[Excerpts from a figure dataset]
▬▬▬

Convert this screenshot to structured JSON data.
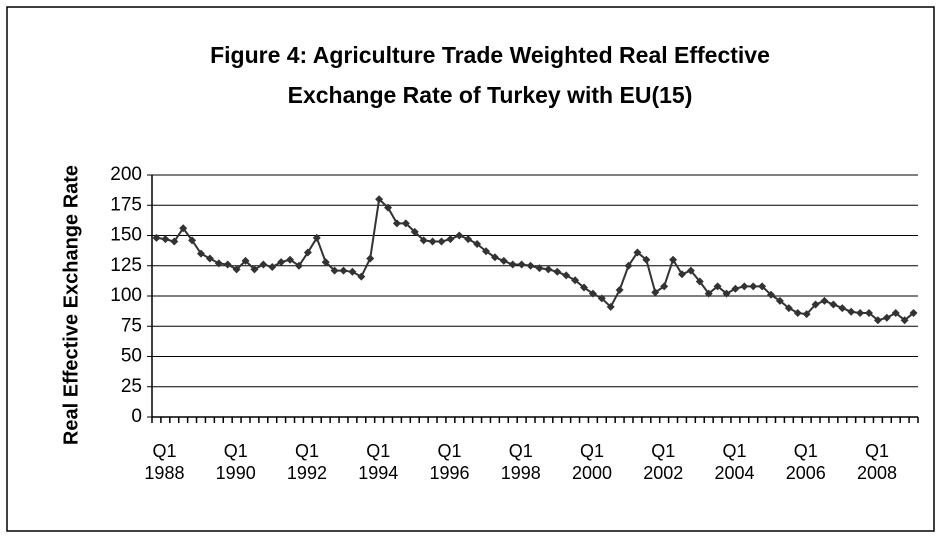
{
  "chart_data": {
    "type": "line",
    "title": [
      "Figure 4: Agriculture Trade Weighted Real Effective",
      "Exchange Rate of Turkey with EU(15)"
    ],
    "y_label": "Real Effective Exchange Rate",
    "categories": [
      "Q1 1988",
      null,
      null,
      null,
      null,
      null,
      null,
      null,
      "Q1 1990",
      null,
      null,
      null,
      null,
      null,
      null,
      null,
      "Q1 1992",
      null,
      null,
      null,
      null,
      null,
      null,
      null,
      "Q1 1994",
      null,
      null,
      null,
      null,
      null,
      null,
      null,
      "Q1 1996",
      null,
      null,
      null,
      null,
      null,
      null,
      null,
      "Q1 1998",
      null,
      null,
      null,
      null,
      null,
      null,
      null,
      "Q1 2000",
      null,
      null,
      null,
      null,
      null,
      null,
      null,
      "Q1 2002",
      null,
      null,
      null,
      null,
      null,
      null,
      null,
      "Q1 2004",
      null,
      null,
      null,
      null,
      null,
      null,
      null,
      "Q1 2006",
      null,
      null,
      null,
      null,
      null,
      null,
      null,
      "Q1 2008",
      null,
      null,
      null,
      null,
      null
    ],
    "values": [
      148,
      147,
      145,
      156,
      146,
      135,
      131,
      127,
      126,
      122,
      129,
      122,
      126,
      124,
      128,
      130,
      125,
      136,
      148,
      128,
      121,
      121,
      120,
      116,
      131,
      180,
      173,
      160,
      160,
      153,
      146,
      145,
      145,
      147,
      150,
      147,
      143,
      137,
      132,
      129,
      126,
      126,
      125,
      123,
      122,
      120,
      117,
      113,
      107,
      102,
      98,
      91,
      105,
      125,
      136,
      130,
      103,
      108,
      130,
      118,
      121,
      112,
      102,
      108,
      102,
      106,
      108,
      108,
      108,
      101,
      96,
      90,
      86,
      85,
      93,
      96,
      93,
      90,
      87,
      86,
      86,
      80,
      82,
      86,
      80,
      86
    ],
    "color": "#333333",
    "ylim": [
      0,
      200
    ],
    "yticks": [
      0,
      25,
      50,
      75,
      100,
      125,
      150,
      175,
      200
    ],
    "grid": true
  }
}
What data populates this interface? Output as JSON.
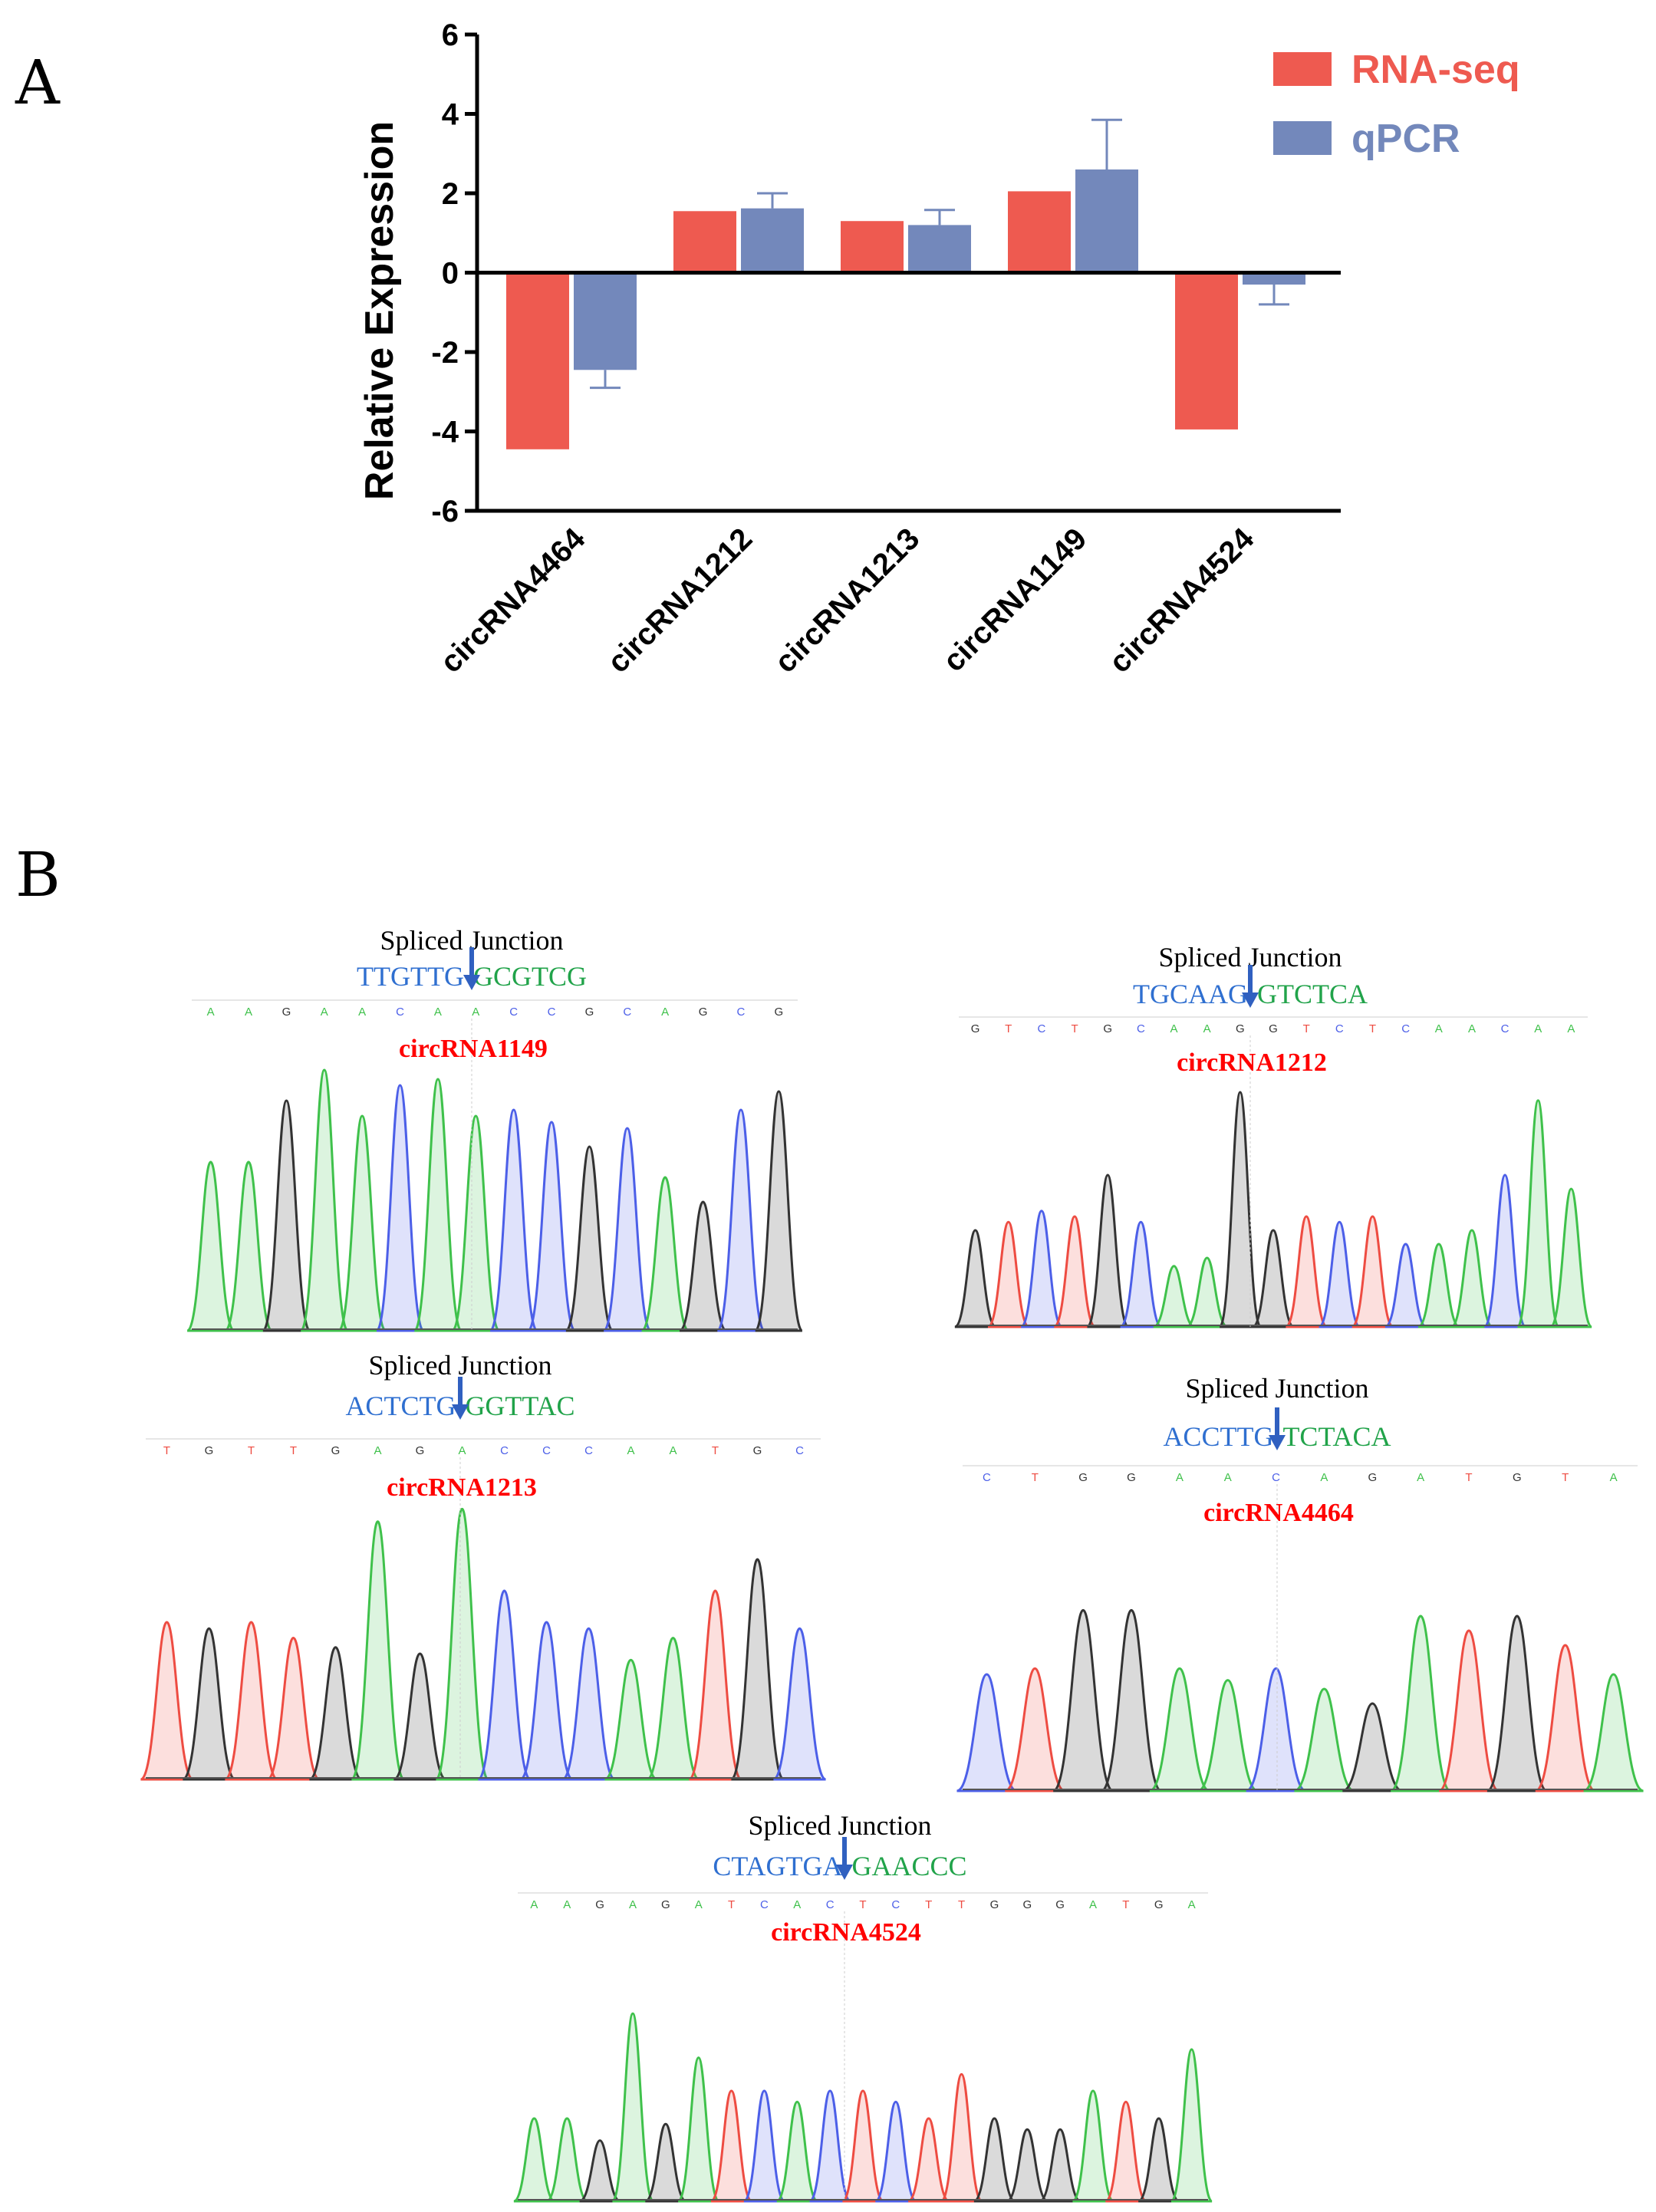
{
  "figure": {
    "panel_a_label": "A",
    "panel_b_label": "B"
  },
  "colors": {
    "rna_seq": "#ee5a50",
    "qpcr": "#7388bb",
    "base_A": "#3fc14b",
    "base_C": "#4c5fe8",
    "base_G": "#333333",
    "base_T": "#ee4c42",
    "seq_left": "#2f6fd0",
    "seq_right": "#21a34a",
    "arrow": "#3060c0",
    "circ_name": "#ff0000"
  },
  "chart_data": {
    "type": "bar",
    "ylabel": "Relative Expression",
    "xlabel": "",
    "ylim": [
      -6,
      6
    ],
    "yticks": [
      6,
      4,
      2,
      0,
      -2,
      -4,
      -6
    ],
    "grid": false,
    "legend_position": "top-right",
    "categories": [
      "circRNA4464",
      "circRNA1212",
      "circRNA1213",
      "circRNA1149",
      "circRNA4524"
    ],
    "series": [
      {
        "name": "RNA-seq",
        "values": [
          -4.45,
          1.55,
          1.3,
          2.05,
          -3.95
        ],
        "errors": [
          0,
          0,
          0,
          0,
          0
        ]
      },
      {
        "name": "qPCR",
        "values": [
          -2.45,
          1.62,
          1.2,
          2.6,
          -0.3
        ],
        "errors": [
          0.45,
          0.38,
          0.38,
          1.25,
          0.5
        ]
      }
    ]
  },
  "chromatograms": [
    {
      "name": "circRNA1149",
      "title": "Spliced Junction",
      "seq_left": "TTGTTG",
      "seq_right": "GCGTCG",
      "bases": [
        "A",
        "A",
        "G",
        "A",
        "A",
        "C",
        "A",
        "A",
        "C",
        "C",
        "G",
        "C",
        "A",
        "G",
        "C",
        "G"
      ]
    },
    {
      "name": "circRNA1212",
      "title": "Spliced Junction",
      "seq_left": "TGCAAG",
      "seq_right": "GTCTCA",
      "bases": [
        "G",
        "T",
        "C",
        "T",
        "G",
        "C",
        "A",
        "A",
        "G",
        "G",
        "T",
        "C",
        "T",
        "C",
        "A",
        "A",
        "C",
        "A",
        "A"
      ]
    },
    {
      "name": "circRNA1213",
      "title": "Spliced Junction",
      "seq_left": "ACTCTG",
      "seq_right": "GGTTAC",
      "bases": [
        "T",
        "G",
        "T",
        "T",
        "G",
        "A",
        "G",
        "A",
        "C",
        "C",
        "C",
        "A",
        "A",
        "T",
        "G",
        "C"
      ]
    },
    {
      "name": "circRNA4464",
      "title": "Spliced Junction",
      "seq_left": "ACCTTG",
      "seq_right": "TCTACA",
      "bases": [
        "C",
        "T",
        "G",
        "G",
        "A",
        "A",
        "C",
        "A",
        "G",
        "A",
        "T",
        "G",
        "T",
        "A"
      ]
    },
    {
      "name": "circRNA4524",
      "title": "Spliced Junction",
      "seq_left": "CTAGTGA",
      "seq_right": "GAACCC",
      "bases": [
        "A",
        "A",
        "G",
        "A",
        "G",
        "A",
        "T",
        "C",
        "A",
        "C",
        "T",
        "C",
        "T",
        "T",
        "G",
        "G",
        "G",
        "A",
        "T",
        "G",
        "A"
      ]
    }
  ]
}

▬▬▬

#### The task:
Except for the pictures, copy every line of the records above exactly.

#### Completed exercise:
Convert this screenshot to structured JSON data.
{
  "chart_data": {
    "type": "line",
    "title": [
      "Figure 4: Agriculture Trade Weighted Real Effective",
      "Exchange Rate of Turkey with EU(15)"
    ],
    "y_label": "Real Effective Exchange Rate",
    "categories": [
      "Q1 1988",
      null,
      null,
      null,
      null,
      null,
      null,
      null,
      "Q1 1990",
      null,
      null,
      null,
      null,
      null,
      null,
      null,
      "Q1 1992",
      null,
      null,
      null,
      null,
      null,
      null,
      null,
      "Q1 1994",
      null,
      null,
      null,
      null,
      null,
      null,
      null,
      "Q1 1996",
      null,
      null,
      null,
      null,
      null,
      null,
      null,
      "Q1 1998",
      null,
      null,
      null,
      null,
      null,
      null,
      null,
      "Q1 2000",
      null,
      null,
      null,
      null,
      null,
      null,
      null,
      "Q1 2002",
      null,
      null,
      null,
      null,
      null,
      null,
      null,
      "Q1 2004",
      null,
      null,
      null,
      null,
      null,
      null,
      null,
      "Q1 2006",
      null,
      null,
      null,
      null,
      null,
      null,
      null,
      "Q1 2008",
      null,
      null,
      null,
      null,
      null
    ],
    "values": [
      148,
      147,
      145,
      156,
      146,
      135,
      131,
      127,
      126,
      122,
      129,
      122,
      126,
      124,
      128,
      130,
      125,
      136,
      148,
      128,
      121,
      121,
      120,
      116,
      131,
      180,
      173,
      160,
      160,
      153,
      146,
      145,
      145,
      147,
      150,
      147,
      143,
      137,
      132,
      129,
      126,
      126,
      125,
      123,
      122,
      120,
      117,
      113,
      107,
      102,
      98,
      91,
      105,
      125,
      136,
      130,
      103,
      108,
      130,
      118,
      121,
      112,
      102,
      108,
      102,
      106,
      108,
      108,
      108,
      101,
      96,
      90,
      86,
      85,
      93,
      96,
      93,
      90,
      87,
      86,
      86,
      80,
      82,
      86,
      80,
      86
    ],
    "color": "#333333",
    "ylim": [
      0,
      200
    ],
    "yticks": [
      0,
      25,
      50,
      75,
      100,
      125,
      150,
      175,
      200
    ],
    "grid": true
  }
}
What data populates this interface? Output as JSON.
{
  "figure": {
    "panel_a_label": "A",
    "panel_b_label": "B"
  },
  "colors": {
    "rna_seq": "#ee5a50",
    "qpcr": "#7388bb",
    "base_A": "#3fc14b",
    "base_C": "#4c5fe8",
    "base_G": "#333333",
    "base_T": "#ee4c42",
    "seq_left": "#2f6fd0",
    "seq_right": "#21a34a",
    "arrow": "#3060c0",
    "circ_name": "#ff0000"
  },
  "chart_data": {
    "type": "bar",
    "ylabel": "Relative Expression",
    "xlabel": "",
    "ylim": [
      -6,
      6
    ],
    "yticks": [
      6,
      4,
      2,
      0,
      -2,
      -4,
      -6
    ],
    "grid": false,
    "legend_position": "top-right",
    "categories": [
      "circRNA4464",
      "circRNA1212",
      "circRNA1213",
      "circRNA1149",
      "circRNA4524"
    ],
    "series": [
      {
        "name": "RNA-seq",
        "values": [
          -4.45,
          1.55,
          1.3,
          2.05,
          -3.95
        ],
        "errors": [
          0,
          0,
          0,
          0,
          0
        ]
      },
      {
        "name": "qPCR",
        "values": [
          -2.45,
          1.62,
          1.2,
          2.6,
          -0.3
        ],
        "errors": [
          0.45,
          0.38,
          0.38,
          1.25,
          0.5
        ]
      }
    ]
  },
  "chromatograms": [
    {
      "name": "circRNA1149",
      "title": "Spliced Junction",
      "seq_left": "TTGTTG",
      "seq_right": "GCGTCG",
      "bases": [
        "A",
        "A",
        "G",
        "A",
        "A",
        "C",
        "A",
        "A",
        "C",
        "C",
        "G",
        "C",
        "A",
        "G",
        "C",
        "G"
      ]
    },
    {
      "name": "circRNA1212",
      "title": "Spliced Junction",
      "seq_left": "TGCAAG",
      "seq_right": "GTCTCA",
      "bases": [
        "G",
        "T",
        "C",
        "T",
        "G",
        "C",
        "A",
        "A",
        "G",
        "G",
        "T",
        "C",
        "T",
        "C",
        "A",
        "A",
        "C",
        "A",
        "A"
      ]
    },
    {
      "name": "circRNA1213",
      "title": "Spliced Junction",
      "seq_left": "ACTCTG",
      "seq_right": "GGTTAC",
      "bases": [
        "T",
        "G",
        "T",
        "T",
        "G",
        "A",
        "G",
        "A",
        "C",
        "C",
        "C",
        "A",
        "A",
        "T",
        "G",
        "C"
      ]
    },
    {
      "name": "circRNA4464",
      "title": "Spliced Junction",
      "seq_left": "ACCTTG",
      "seq_right": "TCTACA",
      "bases": [
        "C",
        "T",
        "G",
        "G",
        "A",
        "A",
        "C",
        "A",
        "G",
        "A",
        "T",
        "G",
        "T",
        "A"
      ]
    },
    {
      "name": "circRNA4524",
      "title": "Spliced Junction",
      "seq_left": "CTAGTGA",
      "seq_right": "GAACCC",
      "bases": [
        "A",
        "A",
        "G",
        "A",
        "G",
        "A",
        "T",
        "C",
        "A",
        "C",
        "T",
        "C",
        "T",
        "T",
        "G",
        "G",
        "G",
        "A",
        "T",
        "G",
        "A"
      ]
    }
  ]
}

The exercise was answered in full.